• Given task
Return each line of the data below verbatim; pictures are to be left out.

(Data tied to figure images)

====

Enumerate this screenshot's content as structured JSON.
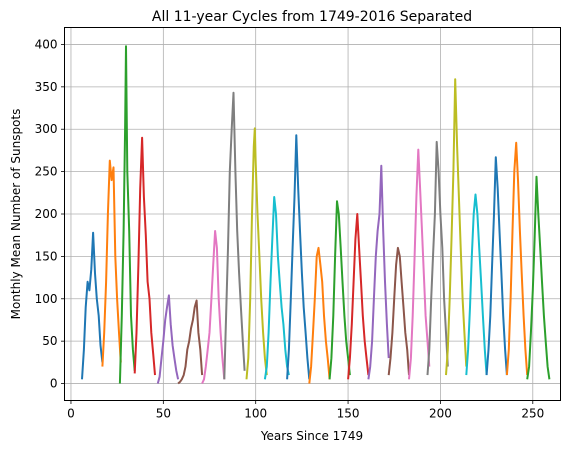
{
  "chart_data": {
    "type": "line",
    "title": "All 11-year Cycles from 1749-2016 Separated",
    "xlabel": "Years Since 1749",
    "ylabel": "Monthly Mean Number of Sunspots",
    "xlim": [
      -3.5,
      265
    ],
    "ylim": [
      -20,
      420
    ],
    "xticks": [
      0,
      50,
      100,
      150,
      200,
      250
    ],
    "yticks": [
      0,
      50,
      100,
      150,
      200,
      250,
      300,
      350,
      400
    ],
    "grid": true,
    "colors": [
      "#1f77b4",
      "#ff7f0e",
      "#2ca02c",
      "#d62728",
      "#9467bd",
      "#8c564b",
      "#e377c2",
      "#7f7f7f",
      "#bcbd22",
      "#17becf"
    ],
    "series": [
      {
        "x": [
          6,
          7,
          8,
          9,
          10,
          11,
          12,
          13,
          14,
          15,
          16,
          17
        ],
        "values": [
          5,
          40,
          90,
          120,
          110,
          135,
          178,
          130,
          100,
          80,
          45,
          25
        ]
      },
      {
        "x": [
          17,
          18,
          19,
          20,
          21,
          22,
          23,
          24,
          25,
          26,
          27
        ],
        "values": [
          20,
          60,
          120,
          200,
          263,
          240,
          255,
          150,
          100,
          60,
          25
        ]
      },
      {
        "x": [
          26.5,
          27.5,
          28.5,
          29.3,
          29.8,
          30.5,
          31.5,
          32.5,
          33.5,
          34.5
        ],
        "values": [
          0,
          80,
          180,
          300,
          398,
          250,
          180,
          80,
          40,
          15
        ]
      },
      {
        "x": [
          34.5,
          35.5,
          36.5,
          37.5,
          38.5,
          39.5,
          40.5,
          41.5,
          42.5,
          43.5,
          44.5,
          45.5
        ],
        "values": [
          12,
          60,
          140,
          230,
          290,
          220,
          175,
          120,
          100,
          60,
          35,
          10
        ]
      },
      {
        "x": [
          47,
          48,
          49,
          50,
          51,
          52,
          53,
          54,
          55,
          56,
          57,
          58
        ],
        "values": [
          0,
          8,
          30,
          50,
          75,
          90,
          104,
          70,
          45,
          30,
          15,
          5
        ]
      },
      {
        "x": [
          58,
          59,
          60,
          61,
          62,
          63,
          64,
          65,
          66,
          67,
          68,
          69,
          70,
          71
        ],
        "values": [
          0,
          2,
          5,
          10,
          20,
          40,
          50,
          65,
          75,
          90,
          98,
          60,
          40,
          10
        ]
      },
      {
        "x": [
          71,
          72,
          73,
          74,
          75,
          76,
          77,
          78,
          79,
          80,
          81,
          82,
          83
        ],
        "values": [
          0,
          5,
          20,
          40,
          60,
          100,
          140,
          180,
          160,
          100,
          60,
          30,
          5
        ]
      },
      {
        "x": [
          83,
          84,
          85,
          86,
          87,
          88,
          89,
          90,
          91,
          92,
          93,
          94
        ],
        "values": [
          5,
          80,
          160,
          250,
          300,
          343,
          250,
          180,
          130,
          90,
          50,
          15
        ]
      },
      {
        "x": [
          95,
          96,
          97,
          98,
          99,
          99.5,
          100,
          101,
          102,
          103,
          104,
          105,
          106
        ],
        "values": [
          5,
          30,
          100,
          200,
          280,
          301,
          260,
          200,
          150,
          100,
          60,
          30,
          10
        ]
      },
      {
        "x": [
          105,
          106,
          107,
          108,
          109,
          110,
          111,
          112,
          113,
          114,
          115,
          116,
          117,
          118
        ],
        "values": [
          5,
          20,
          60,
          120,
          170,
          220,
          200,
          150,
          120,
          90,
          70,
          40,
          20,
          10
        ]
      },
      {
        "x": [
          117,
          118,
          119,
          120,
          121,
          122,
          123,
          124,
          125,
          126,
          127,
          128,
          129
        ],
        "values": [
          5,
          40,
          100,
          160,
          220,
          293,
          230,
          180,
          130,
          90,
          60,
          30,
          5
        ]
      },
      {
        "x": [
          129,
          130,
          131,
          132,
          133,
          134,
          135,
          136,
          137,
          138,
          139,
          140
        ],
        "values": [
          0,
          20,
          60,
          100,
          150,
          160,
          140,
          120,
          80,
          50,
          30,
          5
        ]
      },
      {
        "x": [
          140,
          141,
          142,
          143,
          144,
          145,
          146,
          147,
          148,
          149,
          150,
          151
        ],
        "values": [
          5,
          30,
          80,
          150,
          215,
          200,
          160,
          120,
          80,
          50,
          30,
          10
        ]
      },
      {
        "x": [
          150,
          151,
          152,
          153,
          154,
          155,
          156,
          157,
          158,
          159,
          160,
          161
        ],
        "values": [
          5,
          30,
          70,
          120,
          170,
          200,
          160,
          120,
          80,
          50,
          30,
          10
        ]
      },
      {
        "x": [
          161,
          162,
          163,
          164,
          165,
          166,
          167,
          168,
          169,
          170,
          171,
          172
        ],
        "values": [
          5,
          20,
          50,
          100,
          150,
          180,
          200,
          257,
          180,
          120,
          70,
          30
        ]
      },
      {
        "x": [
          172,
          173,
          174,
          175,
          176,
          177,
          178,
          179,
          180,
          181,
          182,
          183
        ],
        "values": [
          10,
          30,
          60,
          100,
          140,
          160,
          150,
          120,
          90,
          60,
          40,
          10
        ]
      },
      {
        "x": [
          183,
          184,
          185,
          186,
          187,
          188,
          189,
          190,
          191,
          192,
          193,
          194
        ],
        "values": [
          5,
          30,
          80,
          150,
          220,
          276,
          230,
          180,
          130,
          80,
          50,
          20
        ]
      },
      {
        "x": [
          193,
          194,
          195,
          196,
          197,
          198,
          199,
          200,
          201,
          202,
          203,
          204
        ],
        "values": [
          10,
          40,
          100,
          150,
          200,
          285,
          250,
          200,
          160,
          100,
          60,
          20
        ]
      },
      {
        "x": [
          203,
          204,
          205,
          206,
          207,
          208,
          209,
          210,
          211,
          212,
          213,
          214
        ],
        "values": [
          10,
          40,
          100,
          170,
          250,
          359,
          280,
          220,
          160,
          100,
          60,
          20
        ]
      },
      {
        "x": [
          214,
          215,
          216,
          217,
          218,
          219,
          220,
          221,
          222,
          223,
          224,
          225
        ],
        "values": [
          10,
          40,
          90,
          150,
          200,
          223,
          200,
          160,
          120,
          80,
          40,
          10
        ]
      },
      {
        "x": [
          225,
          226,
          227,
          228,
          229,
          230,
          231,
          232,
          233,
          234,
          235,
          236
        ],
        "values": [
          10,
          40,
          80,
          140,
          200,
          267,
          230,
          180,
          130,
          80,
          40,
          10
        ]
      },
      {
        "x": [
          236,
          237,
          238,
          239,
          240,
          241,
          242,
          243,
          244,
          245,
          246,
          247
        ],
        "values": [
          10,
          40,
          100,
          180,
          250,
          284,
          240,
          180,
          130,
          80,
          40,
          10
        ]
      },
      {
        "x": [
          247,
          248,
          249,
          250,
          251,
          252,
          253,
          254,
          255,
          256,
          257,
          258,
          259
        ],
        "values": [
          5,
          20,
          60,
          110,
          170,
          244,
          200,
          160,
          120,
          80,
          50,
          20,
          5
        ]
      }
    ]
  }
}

====

• Solution below
Enumerate this screenshot's content as structured JSON.
{
  "chart_data": {
    "type": "line",
    "title": "All 11-year Cycles from 1749-2016 Separated",
    "xlabel": "Years Since 1749",
    "ylabel": "Monthly Mean Number of Sunspots",
    "xlim": [
      -3.5,
      265
    ],
    "ylim": [
      -20,
      420
    ],
    "xticks": [
      0,
      50,
      100,
      150,
      200,
      250
    ],
    "yticks": [
      0,
      50,
      100,
      150,
      200,
      250,
      300,
      350,
      400
    ],
    "grid": true,
    "colors": [
      "#1f77b4",
      "#ff7f0e",
      "#2ca02c",
      "#d62728",
      "#9467bd",
      "#8c564b",
      "#e377c2",
      "#7f7f7f",
      "#bcbd22",
      "#17becf"
    ],
    "series": [
      {
        "x": [
          6,
          7,
          8,
          9,
          10,
          11,
          12,
          13,
          14,
          15,
          16,
          17
        ],
        "values": [
          5,
          40,
          90,
          120,
          110,
          135,
          178,
          130,
          100,
          80,
          45,
          25
        ]
      },
      {
        "x": [
          17,
          18,
          19,
          20,
          21,
          22,
          23,
          24,
          25,
          26,
          27
        ],
        "values": [
          20,
          60,
          120,
          200,
          263,
          240,
          255,
          150,
          100,
          60,
          25
        ]
      },
      {
        "x": [
          26.5,
          27.5,
          28.5,
          29.3,
          29.8,
          30.5,
          31.5,
          32.5,
          33.5,
          34.5
        ],
        "values": [
          0,
          80,
          180,
          300,
          398,
          250,
          180,
          80,
          40,
          15
        ]
      },
      {
        "x": [
          34.5,
          35.5,
          36.5,
          37.5,
          38.5,
          39.5,
          40.5,
          41.5,
          42.5,
          43.5,
          44.5,
          45.5
        ],
        "values": [
          12,
          60,
          140,
          230,
          290,
          220,
          175,
          120,
          100,
          60,
          35,
          10
        ]
      },
      {
        "x": [
          47,
          48,
          49,
          50,
          51,
          52,
          53,
          54,
          55,
          56,
          57,
          58
        ],
        "values": [
          0,
          8,
          30,
          50,
          75,
          90,
          104,
          70,
          45,
          30,
          15,
          5
        ]
      },
      {
        "x": [
          58,
          59,
          60,
          61,
          62,
          63,
          64,
          65,
          66,
          67,
          68,
          69,
          70,
          71
        ],
        "values": [
          0,
          2,
          5,
          10,
          20,
          40,
          50,
          65,
          75,
          90,
          98,
          60,
          40,
          10
        ]
      },
      {
        "x": [
          71,
          72,
          73,
          74,
          75,
          76,
          77,
          78,
          79,
          80,
          81,
          82,
          83
        ],
        "values": [
          0,
          5,
          20,
          40,
          60,
          100,
          140,
          180,
          160,
          100,
          60,
          30,
          5
        ]
      },
      {
        "x": [
          83,
          84,
          85,
          86,
          87,
          88,
          89,
          90,
          91,
          92,
          93,
          94
        ],
        "values": [
          5,
          80,
          160,
          250,
          300,
          343,
          250,
          180,
          130,
          90,
          50,
          15
        ]
      },
      {
        "x": [
          95,
          96,
          97,
          98,
          99,
          99.5,
          100,
          101,
          102,
          103,
          104,
          105,
          106
        ],
        "values": [
          5,
          30,
          100,
          200,
          280,
          301,
          260,
          200,
          150,
          100,
          60,
          30,
          10
        ]
      },
      {
        "x": [
          105,
          106,
          107,
          108,
          109,
          110,
          111,
          112,
          113,
          114,
          115,
          116,
          117,
          118
        ],
        "values": [
          5,
          20,
          60,
          120,
          170,
          220,
          200,
          150,
          120,
          90,
          70,
          40,
          20,
          10
        ]
      },
      {
        "x": [
          117,
          118,
          119,
          120,
          121,
          122,
          123,
          124,
          125,
          126,
          127,
          128,
          129
        ],
        "values": [
          5,
          40,
          100,
          160,
          220,
          293,
          230,
          180,
          130,
          90,
          60,
          30,
          5
        ]
      },
      {
        "x": [
          129,
          130,
          131,
          132,
          133,
          134,
          135,
          136,
          137,
          138,
          139,
          140
        ],
        "values": [
          0,
          20,
          60,
          100,
          150,
          160,
          140,
          120,
          80,
          50,
          30,
          5
        ]
      },
      {
        "x": [
          140,
          141,
          142,
          143,
          144,
          145,
          146,
          147,
          148,
          149,
          150,
          151
        ],
        "values": [
          5,
          30,
          80,
          150,
          215,
          200,
          160,
          120,
          80,
          50,
          30,
          10
        ]
      },
      {
        "x": [
          150,
          151,
          152,
          153,
          154,
          155,
          156,
          157,
          158,
          159,
          160,
          161
        ],
        "values": [
          5,
          30,
          70,
          120,
          170,
          200,
          160,
          120,
          80,
          50,
          30,
          10
        ]
      },
      {
        "x": [
          161,
          162,
          163,
          164,
          165,
          166,
          167,
          168,
          169,
          170,
          171,
          172
        ],
        "values": [
          5,
          20,
          50,
          100,
          150,
          180,
          200,
          257,
          180,
          120,
          70,
          30
        ]
      },
      {
        "x": [
          172,
          173,
          174,
          175,
          176,
          177,
          178,
          179,
          180,
          181,
          182,
          183
        ],
        "values": [
          10,
          30,
          60,
          100,
          140,
          160,
          150,
          120,
          90,
          60,
          40,
          10
        ]
      },
      {
        "x": [
          183,
          184,
          185,
          186,
          187,
          188,
          189,
          190,
          191,
          192,
          193,
          194
        ],
        "values": [
          5,
          30,
          80,
          150,
          220,
          276,
          230,
          180,
          130,
          80,
          50,
          20
        ]
      },
      {
        "x": [
          193,
          194,
          195,
          196,
          197,
          198,
          199,
          200,
          201,
          202,
          203,
          204
        ],
        "values": [
          10,
          40,
          100,
          150,
          200,
          285,
          250,
          200,
          160,
          100,
          60,
          20
        ]
      },
      {
        "x": [
          203,
          204,
          205,
          206,
          207,
          208,
          209,
          210,
          211,
          212,
          213,
          214
        ],
        "values": [
          10,
          40,
          100,
          170,
          250,
          359,
          280,
          220,
          160,
          100,
          60,
          20
        ]
      },
      {
        "x": [
          214,
          215,
          216,
          217,
          218,
          219,
          220,
          221,
          222,
          223,
          224,
          225
        ],
        "values": [
          10,
          40,
          90,
          150,
          200,
          223,
          200,
          160,
          120,
          80,
          40,
          10
        ]
      },
      {
        "x": [
          225,
          226,
          227,
          228,
          229,
          230,
          231,
          232,
          233,
          234,
          235,
          236
        ],
        "values": [
          10,
          40,
          80,
          140,
          200,
          267,
          230,
          180,
          130,
          80,
          40,
          10
        ]
      },
      {
        "x": [
          236,
          237,
          238,
          239,
          240,
          241,
          242,
          243,
          244,
          245,
          246,
          247
        ],
        "values": [
          10,
          40,
          100,
          180,
          250,
          284,
          240,
          180,
          130,
          80,
          40,
          10
        ]
      },
      {
        "x": [
          247,
          248,
          249,
          250,
          251,
          252,
          253,
          254,
          255,
          256,
          257,
          258,
          259
        ],
        "values": [
          5,
          20,
          60,
          110,
          170,
          244,
          200,
          160,
          120,
          80,
          50,
          20,
          5
        ]
      }
    ]
  }
}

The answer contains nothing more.